GOAL OF THE EXERCISE: Among the lines below, return each one that contains the word "crosses".

RECORD EXTRACTS:
..........

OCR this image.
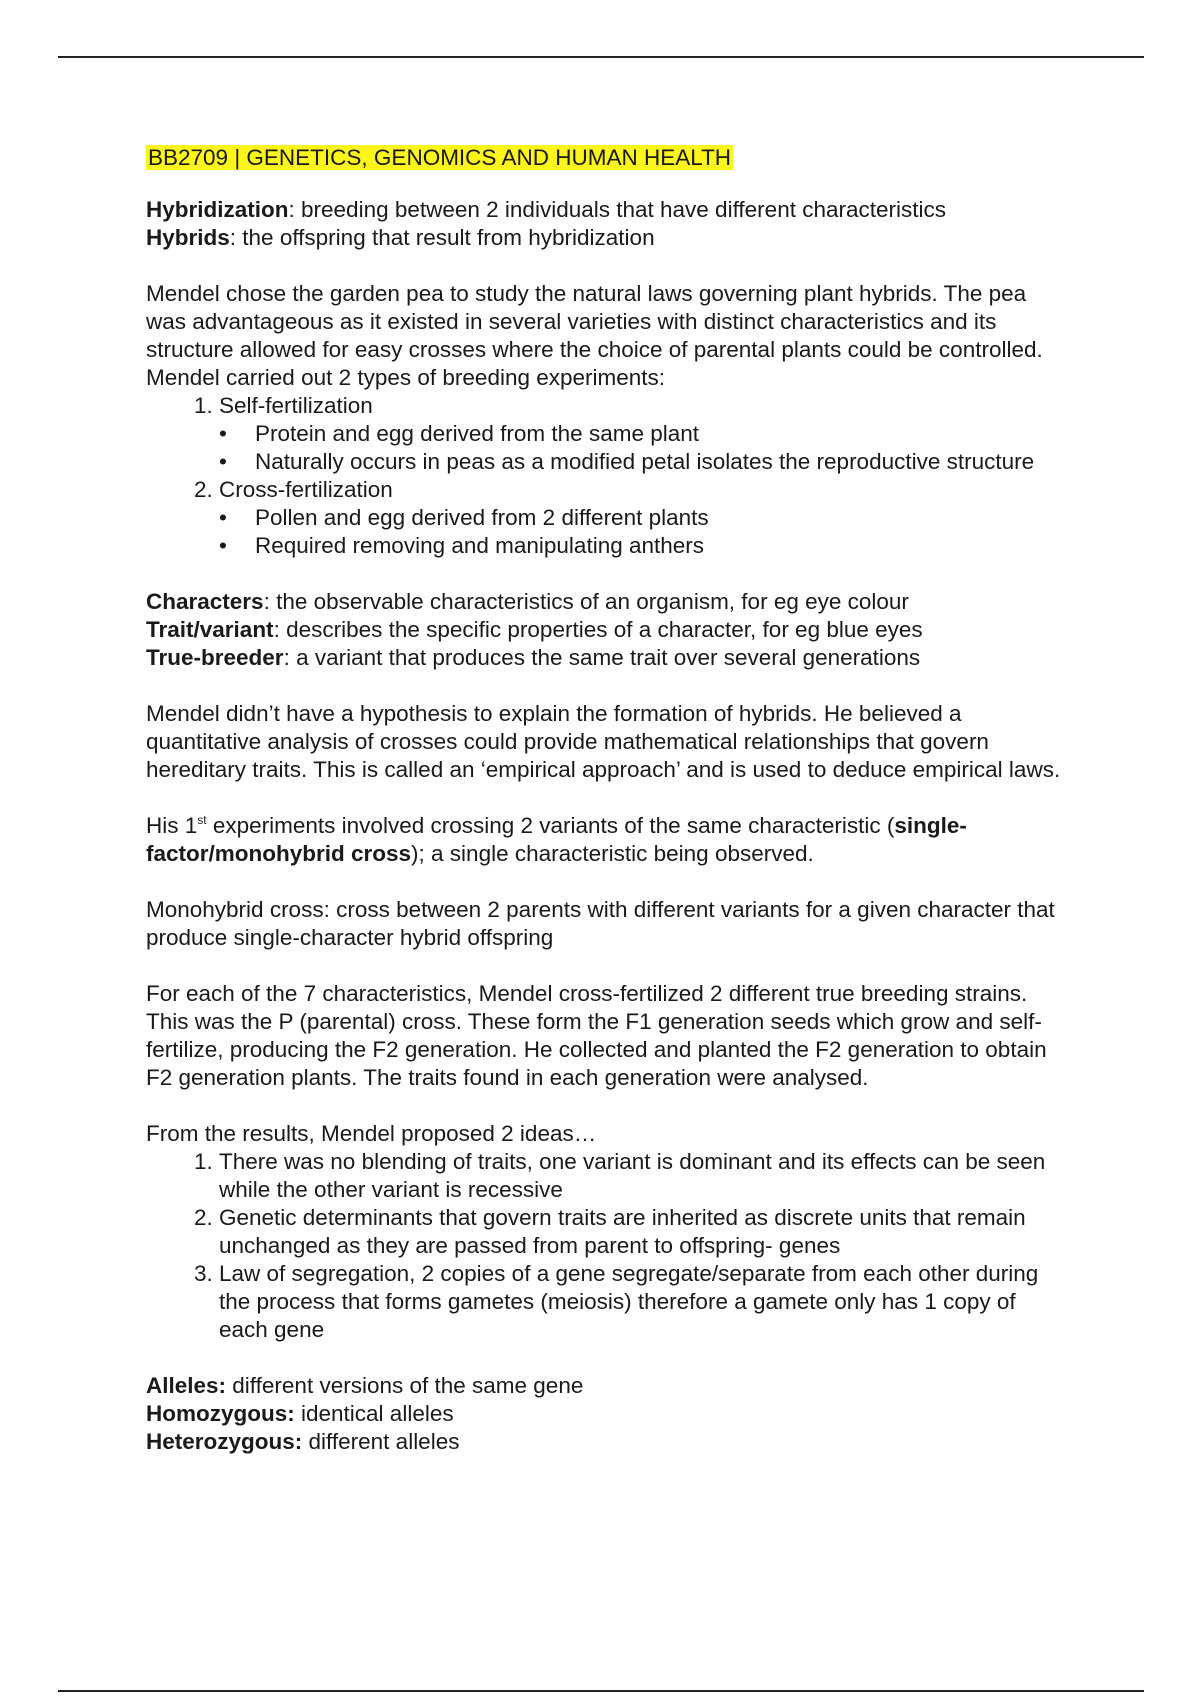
BB2709 | GENETICS, GENOMICS AND HUMAN HEALTH
Hybridization: breeding between 2 individuals that have different characteristics
Hybrids: the offspring that result from hybridization
Mendel chose the garden pea to study the natural laws governing plant hybrids. The pea was advantageous as it existed in several varieties with distinct characteristics and its structure allowed for easy crosses where the choice of parental plants could be controlled. Mendel carried out 2 types of breeding experiments:
1. Self-fertilization
• Protein and egg derived from the same plant
• Naturally occurs in peas as a modified petal isolates the reproductive structure
2. Cross-fertilization
• Pollen and egg derived from 2 different plants
• Required removing and manipulating anthers
Characters: the observable characteristics of an organism, for eg eye colour
Trait/variant: describes the specific properties of a character, for eg blue eyes
True-breeder: a variant that produces the same trait over several generations
Mendel didn’t have a hypothesis to explain the formation of hybrids. He believed a quantitative analysis of crosses could provide mathematical relationships that govern hereditary traits. This is called an ‘empirical approach’ and is used to deduce empirical laws.
His 1st experiments involved crossing 2 variants of the same characteristic (single-factor/monohybrid cross); a single characteristic being observed.
Monohybrid cross: cross between 2 parents with different variants for a given character that produce single-character hybrid offspring
For each of the 7 characteristics, Mendel cross-fertilized 2 different true breeding strains. This was the P (parental) cross. These form the F1 generation seeds which grow and self-fertilize, producing the F2 generation. He collected and planted the F2 generation to obtain F2 generation plants. The traits found in each generation were analysed.
From the results, Mendel proposed 2 ideas…
1. There was no blending of traits, one variant is dominant and its effects can be seen while the other variant is recessive
2. Genetic determinants that govern traits are inherited as discrete units that remain unchanged as they are passed from parent to offspring- genes
3. Law of segregation, 2 copies of a gene segregate/separate from each other during the process that forms gametes (meiosis) therefore a gamete only has 1 copy of each gene
Alleles: different versions of the same gene
Homozygous: identical alleles
Heterozygous: different alleles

..........

RESULT OF THE EXERCISE:
Mendel chose the garden pea to study the natural laws governing plant hybrids. The pea was advantageous as it existed in several varieties with distinct characteristics and its structure allowed for easy crosses where the choice of parental plants could be controlled. Mendel carried out 2 types of breeding experiments:
Mendel didn’t have a hypothesis to explain the formation of hybrids. He believed a quantitative analysis of crosses could provide mathematical relationships that govern hereditary traits. This is called an ‘empirical approach’ and is used to deduce empirical laws.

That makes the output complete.